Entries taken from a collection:
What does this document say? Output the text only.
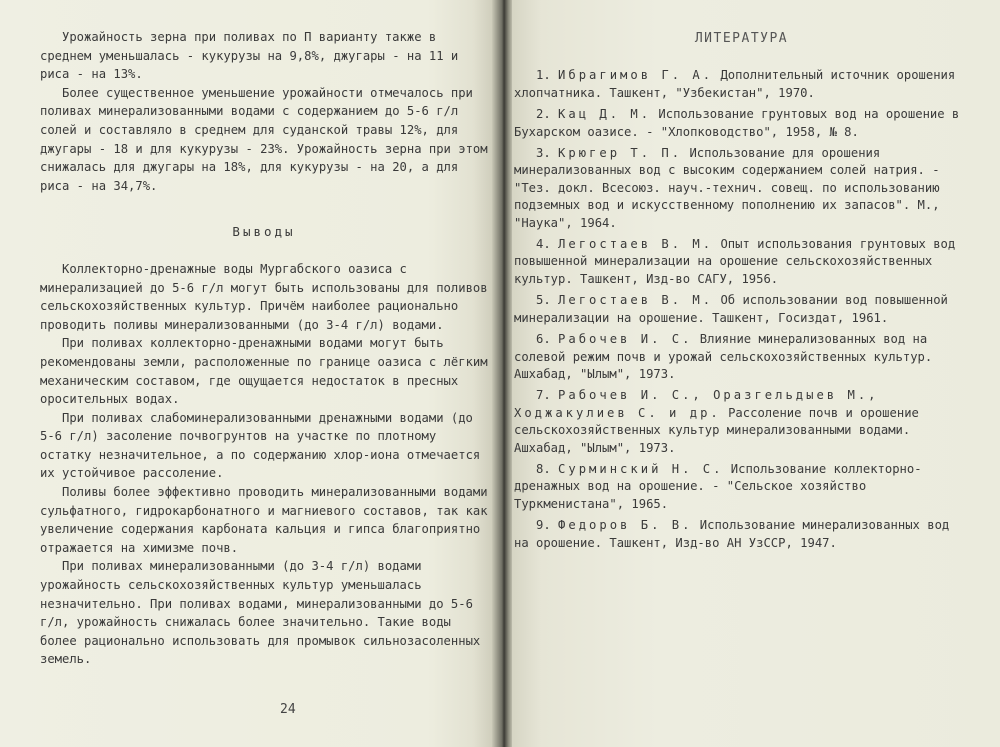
Урожайность зерна при поливах по П варианту также в среднем уменьшалась - кукурузы на 9,8%, джугары - на 11 и риса - на 13%.

Более существенное уменьшение урожайности отмечалось при поливах минерализованными водами с содержанием до 5-6 г/л солей и составляло в среднем для суданской травы 12%, для джугары - 18 и для кукурузы - 23%. Урожайность зерна при этом снижалась для джугары на 18%, для кукурузы - на 20, а для риса - на 34,7%.

Выводы

Коллекторно-дренажные воды Мургабского оазиса с минерализацией до 5-6 г/л могут быть использованы для поливов сельскохозяйственных культур. Причём наиболее рационально проводить поливы минерализованными (до 3-4 г/л) водами.

При поливах коллекторно-дренажными водами могут быть рекомендованы земли, расположенные по границе оазиса с лёгким механическим составом, где ощущается недостаток в пресных оросительных водах.

При поливах слабоминерализованными дренажными водами (до 5-6 г/л) засоление почвогрунтов на участке по плотному остатку незначительное, а по содержанию хлор-иона отмечается их устойчивое рассоление.

Поливы более эффективно проводить минерализованными водами сульфатного, гидрокарбонатного и магниевого составов, так как увеличение содержания карбоната кальция и гипса благоприятно отражается на химизме почв.

При поливах минерализованными (до 3-4 г/л) водами урожайность сельскохозяйственных культур уменьшалась незначительно. При поливах водами, минерализованными до 5-6 г/л, урожайность снижалась более значительно. Такие воды более рационально использовать для промывок сильнозасоленных земель.

24

ЛИТЕРАТУРА

1. Ибрагимов Г. А. Дополнительный источник орошения хлопчатника. Ташкент, "Узбекистан", 1970.

2. Кац Д. М. Использование грунтовых вод на орошение в Бухарском оазисе. - "Хлопководство", 1958, № 8.

3. Крюгер Т. П. Использование для орошения минерализованных вод с высоким содержанием солей натрия. - "Тез. докл. Всесоюз. науч.-технич. совещ. по использованию подземных вод и искусственному пополнению их запасов". М., "Наука", 1964.

4. Легостаев В. М. Опыт использования грунтовых вод повышенной минерализации на орошение сельскохозяйственных культур. Ташкент, Изд-во САГУ, 1956.

5. Легостаев В. М. Об использовании вод повышенной минерализации на орошение. Ташкент, Госиздат, 1961.

6. Рабочев И. С. Влияние минерализованных вод на солевой режим почв и урожай сельскохозяйственных культур. Ашхабад, "Ылым", 1973.

7. Рабочев И. С., Оразгельдыев М., Ходжакулиев С. и др. Рассоление почв и орошение сельскохозяйственных культур минерализованными водами. Ашхабад, "Ылым", 1973.

8. Сурминский Н. С. Использование коллекторно-дренажных вод на орошение. - "Сельское хозяйство Туркменистана", 1965.

9. Федоров Б. В. Использование минерализованных вод на орошение. Ташкент, Изд-во АН УзССР, 1947.
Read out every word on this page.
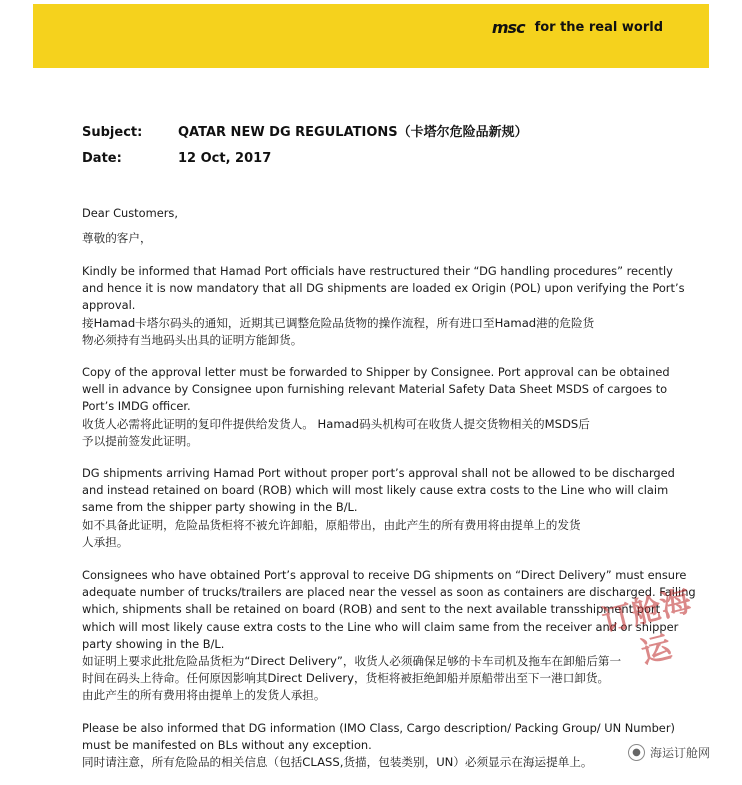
msc for the real world
Subject:	QATAR NEW DG REGULATIONS（卡塔尔危险品新规）
Date:	12 Oct, 2017
Dear Customers,
尊敬的客户，
Kindly be informed that Hamad Port officials have restructured their “DG handling procedures” recently
and hence it is now mandatory that all DG shipments are loaded ex Origin (POL) upon verifying the Port’s
approval.
接Hamad卡塔尔码头的通知，近期其已调整危险品货物的操作流程，所有进口至Hamad港的危险货
物必须持有当地码头出具的证明方能卸货。
Copy of the approval letter must be forwarded to Shipper by Consignee. Port approval can be obtained
well in advance by Consignee upon furnishing relevant Material Safety Data Sheet MSDS of cargoes to
Port’s IMDG officer.
收货人必需将此证明的复印件提供给发货人。 Hamad码头机构可在收货人提交货物相关的MSDS后
予以提前签发此证明。
DG shipments arriving Hamad Port without proper port’s approval shall not be allowed to be discharged
and instead retained on board (ROB) which will most likely cause extra costs to the Line who will claim
same from the shipper party showing in the B/L.
如不具备此证明，危险品货柜将不被允许卸船，原船带出，由此产生的所有费用将由提单上的发货
人承担。
Consignees who have obtained Port’s approval to receive DG shipments on “Direct Delivery” must ensure
adequate number of trucks/trailers are placed near the vessel as soon as containers are discharged. Failing
which, shipments shall be retained on board (ROB) and sent to the next available transshipment port
which will most likely cause extra costs to the Line who will claim same from the receiver and or shipper
party showing in the B/L.
如证明上要求此批危险品货柜为“Direct Delivery”，收货人必须确保足够的卡车司机及拖车在卸船后第一
时间在码头上待命。任何原因影响其Direct Delivery，货柜将被拒绝卸船并原船带出至下一港口卸货。
由此产生的所有费用将由提单上的发货人承担。
Please be also informed that DG information (IMO Class, Cargo description/ Packing Group/ UN Number)
must be manifested on BLs without any exception.
同时请注意，所有危险品的相关信息（包括CLASS,货描，包装类别，UN）必须显示在海运提单上。
订舱海运
● 海运订舱网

* GOAL *
Consider the entries above and return each line with the string "проводить".

* EXERCISE ANSWER *
Коллекторно-дренажные воды Мургабского оазиса с минерализацией до 5-6 г/л могут быть использованы для поливов сельскохозяйственных культур. Причём наиболее рационально проводить поливы минерализованными (до 3-4 г/л) водами.
Поливы более эффективно проводить минерализованными водами сульфатного, гидрокарбонатного и магниевого составов, так как увеличение содержания карбоната кальция и гипса благоприятно отражается на химизме почв.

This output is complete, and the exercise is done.